## What to work on
Looking through the listing, how many of its lines hold the word "ہوئی"? Answer with only the number.

## Provided records

━━━━━━━━━━━━━━━━━━━━

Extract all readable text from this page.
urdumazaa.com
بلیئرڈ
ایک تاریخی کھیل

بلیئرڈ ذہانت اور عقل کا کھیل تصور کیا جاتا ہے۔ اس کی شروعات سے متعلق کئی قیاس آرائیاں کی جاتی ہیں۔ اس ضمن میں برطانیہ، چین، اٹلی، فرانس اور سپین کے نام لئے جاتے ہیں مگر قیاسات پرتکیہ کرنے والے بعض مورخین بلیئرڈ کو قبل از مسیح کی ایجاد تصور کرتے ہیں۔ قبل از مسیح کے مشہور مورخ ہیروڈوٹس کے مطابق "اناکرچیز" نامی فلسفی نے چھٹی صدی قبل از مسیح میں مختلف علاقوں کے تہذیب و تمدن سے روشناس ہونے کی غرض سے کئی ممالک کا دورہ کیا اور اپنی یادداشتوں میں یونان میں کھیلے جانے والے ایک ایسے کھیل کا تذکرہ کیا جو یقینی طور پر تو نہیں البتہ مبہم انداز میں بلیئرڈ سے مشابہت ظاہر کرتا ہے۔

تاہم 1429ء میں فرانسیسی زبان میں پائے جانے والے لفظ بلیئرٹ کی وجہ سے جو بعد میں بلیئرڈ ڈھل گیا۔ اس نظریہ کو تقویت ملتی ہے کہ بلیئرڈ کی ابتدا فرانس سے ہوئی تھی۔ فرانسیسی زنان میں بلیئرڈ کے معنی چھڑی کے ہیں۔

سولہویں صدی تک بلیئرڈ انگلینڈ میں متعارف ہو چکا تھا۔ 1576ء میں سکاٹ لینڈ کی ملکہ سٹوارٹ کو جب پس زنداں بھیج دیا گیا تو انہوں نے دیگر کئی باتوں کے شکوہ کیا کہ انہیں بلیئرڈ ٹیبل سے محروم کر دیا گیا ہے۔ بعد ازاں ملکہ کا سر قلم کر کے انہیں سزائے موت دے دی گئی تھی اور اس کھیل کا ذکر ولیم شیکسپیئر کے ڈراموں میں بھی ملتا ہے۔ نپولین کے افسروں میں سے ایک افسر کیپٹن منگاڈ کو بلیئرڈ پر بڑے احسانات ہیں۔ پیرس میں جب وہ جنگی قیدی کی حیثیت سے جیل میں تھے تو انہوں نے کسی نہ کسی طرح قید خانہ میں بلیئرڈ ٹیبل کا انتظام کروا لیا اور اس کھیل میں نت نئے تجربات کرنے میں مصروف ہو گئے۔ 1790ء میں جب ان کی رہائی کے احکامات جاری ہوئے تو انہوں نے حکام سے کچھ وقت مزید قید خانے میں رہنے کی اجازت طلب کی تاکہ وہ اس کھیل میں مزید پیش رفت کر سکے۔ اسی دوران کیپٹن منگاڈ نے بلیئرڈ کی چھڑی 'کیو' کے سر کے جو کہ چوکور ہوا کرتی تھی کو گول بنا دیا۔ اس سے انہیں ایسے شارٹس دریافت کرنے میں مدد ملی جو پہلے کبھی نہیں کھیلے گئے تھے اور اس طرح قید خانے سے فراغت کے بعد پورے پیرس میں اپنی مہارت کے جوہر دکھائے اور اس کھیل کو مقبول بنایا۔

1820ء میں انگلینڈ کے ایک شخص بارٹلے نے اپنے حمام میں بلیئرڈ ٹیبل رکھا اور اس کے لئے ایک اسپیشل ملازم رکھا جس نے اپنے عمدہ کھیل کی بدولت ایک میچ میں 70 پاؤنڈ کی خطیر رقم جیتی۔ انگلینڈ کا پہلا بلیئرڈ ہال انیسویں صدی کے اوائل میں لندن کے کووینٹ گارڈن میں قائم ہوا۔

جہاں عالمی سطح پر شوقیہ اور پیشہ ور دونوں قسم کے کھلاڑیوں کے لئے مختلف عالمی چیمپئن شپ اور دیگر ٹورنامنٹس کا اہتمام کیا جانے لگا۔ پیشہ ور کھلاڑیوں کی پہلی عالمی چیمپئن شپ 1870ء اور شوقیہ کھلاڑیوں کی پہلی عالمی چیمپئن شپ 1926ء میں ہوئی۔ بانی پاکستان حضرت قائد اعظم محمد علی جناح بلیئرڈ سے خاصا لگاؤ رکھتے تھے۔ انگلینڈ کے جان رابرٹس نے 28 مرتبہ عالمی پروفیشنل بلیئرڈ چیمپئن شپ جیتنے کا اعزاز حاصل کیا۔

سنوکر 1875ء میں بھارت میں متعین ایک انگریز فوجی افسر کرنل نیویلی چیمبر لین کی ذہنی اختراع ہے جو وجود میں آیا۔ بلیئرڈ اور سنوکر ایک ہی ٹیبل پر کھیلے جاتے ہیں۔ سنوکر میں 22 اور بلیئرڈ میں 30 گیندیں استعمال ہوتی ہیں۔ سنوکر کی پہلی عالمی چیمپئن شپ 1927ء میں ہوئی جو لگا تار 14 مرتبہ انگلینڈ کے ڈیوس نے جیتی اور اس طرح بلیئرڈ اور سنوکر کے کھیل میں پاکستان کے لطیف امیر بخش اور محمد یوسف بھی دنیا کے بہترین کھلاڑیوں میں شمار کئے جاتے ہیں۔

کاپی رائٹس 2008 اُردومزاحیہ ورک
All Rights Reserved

━━━━━━━━━━━━━━━━━━━━

## Task result
3